* TASK PROMPT: Reproduce the listing below verbatim.

Stored items from a collection:
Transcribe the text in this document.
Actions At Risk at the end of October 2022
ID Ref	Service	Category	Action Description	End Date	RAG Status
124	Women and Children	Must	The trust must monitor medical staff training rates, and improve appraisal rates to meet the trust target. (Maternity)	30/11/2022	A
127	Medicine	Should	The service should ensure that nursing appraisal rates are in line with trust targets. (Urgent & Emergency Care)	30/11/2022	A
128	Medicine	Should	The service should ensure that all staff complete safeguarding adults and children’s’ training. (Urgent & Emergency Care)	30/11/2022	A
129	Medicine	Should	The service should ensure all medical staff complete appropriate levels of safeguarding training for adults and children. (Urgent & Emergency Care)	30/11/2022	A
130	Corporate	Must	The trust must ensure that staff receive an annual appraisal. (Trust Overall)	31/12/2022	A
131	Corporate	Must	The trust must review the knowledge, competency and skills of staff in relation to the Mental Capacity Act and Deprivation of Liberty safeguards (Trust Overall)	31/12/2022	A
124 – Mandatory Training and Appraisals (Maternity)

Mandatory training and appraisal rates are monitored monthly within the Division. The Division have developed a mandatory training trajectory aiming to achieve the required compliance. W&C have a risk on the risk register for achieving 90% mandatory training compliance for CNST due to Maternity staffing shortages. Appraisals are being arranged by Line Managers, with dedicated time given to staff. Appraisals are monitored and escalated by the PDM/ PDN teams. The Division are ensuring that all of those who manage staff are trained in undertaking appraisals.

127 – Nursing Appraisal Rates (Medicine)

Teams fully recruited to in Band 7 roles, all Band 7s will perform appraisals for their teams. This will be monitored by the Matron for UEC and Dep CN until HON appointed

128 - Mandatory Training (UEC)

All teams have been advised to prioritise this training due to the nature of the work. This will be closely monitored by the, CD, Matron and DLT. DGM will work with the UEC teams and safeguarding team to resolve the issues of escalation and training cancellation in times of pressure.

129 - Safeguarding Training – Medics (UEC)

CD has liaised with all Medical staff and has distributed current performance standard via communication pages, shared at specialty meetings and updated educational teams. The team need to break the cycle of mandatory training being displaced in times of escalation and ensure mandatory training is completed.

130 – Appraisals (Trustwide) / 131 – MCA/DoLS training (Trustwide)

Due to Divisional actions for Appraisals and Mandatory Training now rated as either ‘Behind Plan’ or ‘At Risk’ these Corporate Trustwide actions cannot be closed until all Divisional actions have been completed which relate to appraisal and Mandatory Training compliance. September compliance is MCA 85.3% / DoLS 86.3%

* WORKED SOLUTION:
Transcribe the text in this document.
Actions At Risk at the end of October 2022
ID Ref	Service	Category	Action Description	End Date	RAG Status
124	Women and Children	Must	The trust must monitor medical staff training rates, and improve appraisal rates to meet the trust target. (Maternity)	30/11/2022	A
127	Medicine	Should	The service should ensure that nursing appraisal rates are in line with trust targets. (Urgent & Emergency Care)	30/11/2022	A
128	Medicine	Should	The service should ensure that all staff complete safeguarding adults and children’s’ training. (Urgent & Emergency Care)	30/11/2022	A
129	Medicine	Should	The service should ensure all medical staff complete appropriate levels of safeguarding training for adults and children. (Urgent & Emergency Care)	30/11/2022	A
130	Corporate	Must	The trust must ensure that staff receive an annual appraisal. (Trust Overall)	31/12/2022	A
131	Corporate	Must	The trust must review the knowledge, competency and skills of staff in relation to the Mental Capacity Act and Deprivation of Liberty safeguards (Trust Overall)	31/12/2022	A
124 – Mandatory Training and Appraisals (Maternity)

Mandatory training and appraisal rates are monitored monthly within the Division. The Division have developed a mandatory training trajectory aiming to achieve the required compliance. W&C have a risk on the risk register for achieving 90% mandatory training compliance for CNST due to Maternity staffing shortages. Appraisals are being arranged by Line Managers, with dedicated time given to staff. Appraisals are monitored and escalated by the PDM/ PDN teams. The Division are ensuring that all of those who manage staff are trained in undertaking appraisals.

127 – Nursing Appraisal Rates (Medicine)

Teams fully recruited to in Band 7 roles, all Band 7s will perform appraisals for their teams. This will be monitored by the Matron for UEC and Dep CN until HON appointed

128 - Mandatory Training (UEC)

All teams have been advised to prioritise this training due to the nature of the work. This will be closely monitored by the, CD, Matron and DLT. DGM will work with the UEC teams and safeguarding team to resolve the issues of escalation and training cancellation in times of pressure.

129 - Safeguarding Training – Medics (UEC)

CD has liaised with all Medical staff and has distributed current performance standard via communication pages, shared at specialty meetings and updated educational teams. The team need to break the cycle of mandatory training being displaced in times of escalation and ensure mandatory training is completed.

130 – Appraisals (Trustwide) / 131 – MCA/DoLS training (Trustwide)

Due to Divisional actions for Appraisals and Mandatory Training now rated as either ‘Behind Plan’ or ‘At Risk’ these Corporate Trustwide actions cannot be closed until all Divisional actions have been completed which relate to appraisal and Mandatory Training compliance. September compliance is MCA 85.3% / DoLS 86.3%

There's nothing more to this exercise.